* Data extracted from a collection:
+---+

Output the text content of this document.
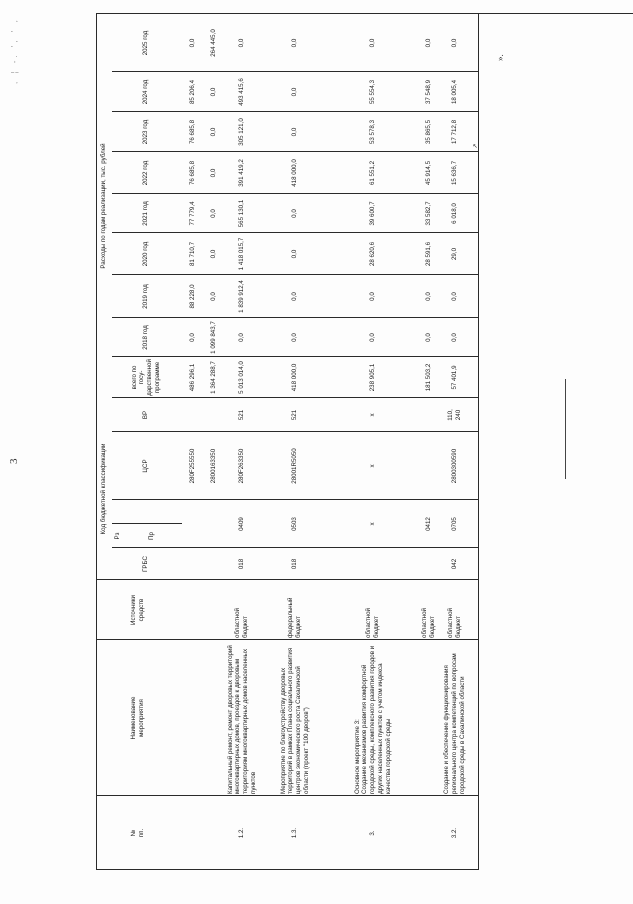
3
, ¦ -. ', ' ,	».
№
пп.
Наименование
мероприятия
Источники
средств
Код бюджетной классификации
ГРБС
Рз	Пр
ЦСР
ВР
Расходы по годам реализации, тыс. рублей
всего по госу-
дарственной
программе
2018 год
2019 год
2020 год
2021 год
2022 год
2023 год
2024 год
2025 год
280F255550
486 296,1
0,0
88 228,0
81 710,7
77 779,4
76 685,8
76 685,8
85 206,4
0,0
2800163350
1 364 288,7
1 099 843,7
0,0
0,0
0,0
0,0
0,0
0,0
264 445,0
1.2.
Капитальный ремонт, ремонт дворовых территорий многоквартирных домов, проездов к дворовым территориям многоквартирных домов населенных пунктов
областной
бюджет
018
0409
280F263350
521
5 013 014,0
0,0
1 839 912,4
1 418 015,7
565 130,1
391 419,2
305 121,0
493 415,6
0,0
1.3.
Мероприятие по благоустройству дворовых территорий в рамках Плана социального развития центров экономического роста Сахалинской области (проект "100 дворов")
федеральный
бюджет
018
0503
28001R5050
521
418 000,0
0,0
0,0
0,0
0,0
418 000,0
0,0
0,0
0,0
3.
Основное мероприятие 3:
Создание механизмов развития комфортной городской среды, комплексного развития городов и других населенных пунктов с учетом индекса качества городской среды
областной
бюджет
x
x
x
238 905,1
0,0
0,0
28 620,6
39 600,7
61 551,2
53 578,3
55 554,3
0,0
областной
бюджет
0412
181 503,2
0,0
0,0
28 591,6
33 582,7
45 914,5
35 865,5
37 548,9
0,0
3.2.
Создание и обеспечение функционирования регионального центра компетенций по вопросам городской среды в Сахалинской области
областной
бюджет
042
0705
2800300590
110,
240
57 401,9
0,0
0,0
29,0
6 018,0
15 636,7
17 712,8
18 005,4
0,0
↗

+---+

* To do: Without including any pictures, reproduce the listing exactly.

* Response to this exercise:
Output the text content of this document.
3
, ¦ -. ', ' ,	».
№
пп.
Наименование
мероприятия
Источники
средств
Код бюджетной классификации
ГРБС
Рз	Пр
ЦСР
ВР
Расходы по годам реализации, тыс. рублей
всего по госу-
дарственной
программе
2018 год
2019 год
2020 год
2021 год
2022 год
2023 год
2024 год
2025 год
280F255550
486 296,1
0,0
88 228,0
81 710,7
77 779,4
76 685,8
76 685,8
85 206,4
0,0
2800163350
1 364 288,7
1 099 843,7
0,0
0,0
0,0
0,0
0,0
0,0
264 445,0
1.2.
Капитальный ремонт, ремонт дворовых территорий многоквартирных домов, проездов к дворовым территориям многоквартирных домов населенных пунктов
областной
бюджет
018
0409
280F263350
521
5 013 014,0
0,0
1 839 912,4
1 418 015,7
565 130,1
391 419,2
305 121,0
493 415,6
0,0
1.3.
Мероприятие по благоустройству дворовых территорий в рамках Плана социального развития центров экономического роста Сахалинской области (проект "100 дворов")
федеральный
бюджет
018
0503
28001R5050
521
418 000,0
0,0
0,0
0,0
0,0
418 000,0
0,0
0,0
0,0
3.
Основное мероприятие 3:
Создание механизмов развития комфортной городской среды, комплексного развития городов и других населенных пунктов с учетом индекса качества городской среды
областной
бюджет
x
x
x
238 905,1
0,0
0,0
28 620,6
39 600,7
61 551,2
53 578,3
55 554,3
0,0
областной
бюджет
0412
181 503,2
0,0
0,0
28 591,6
33 582,7
45 914,5
35 865,5
37 548,9
0,0
3.2.
Создание и обеспечение функционирования регионального центра компетенций по вопросам городской среды в Сахалинской области
областной
бюджет
042
0705
2800300590
110,
240
57 401,9
0,0
0,0
29,0
6 018,0
15 636,7
17 712,8
18 005,4
0,0
↗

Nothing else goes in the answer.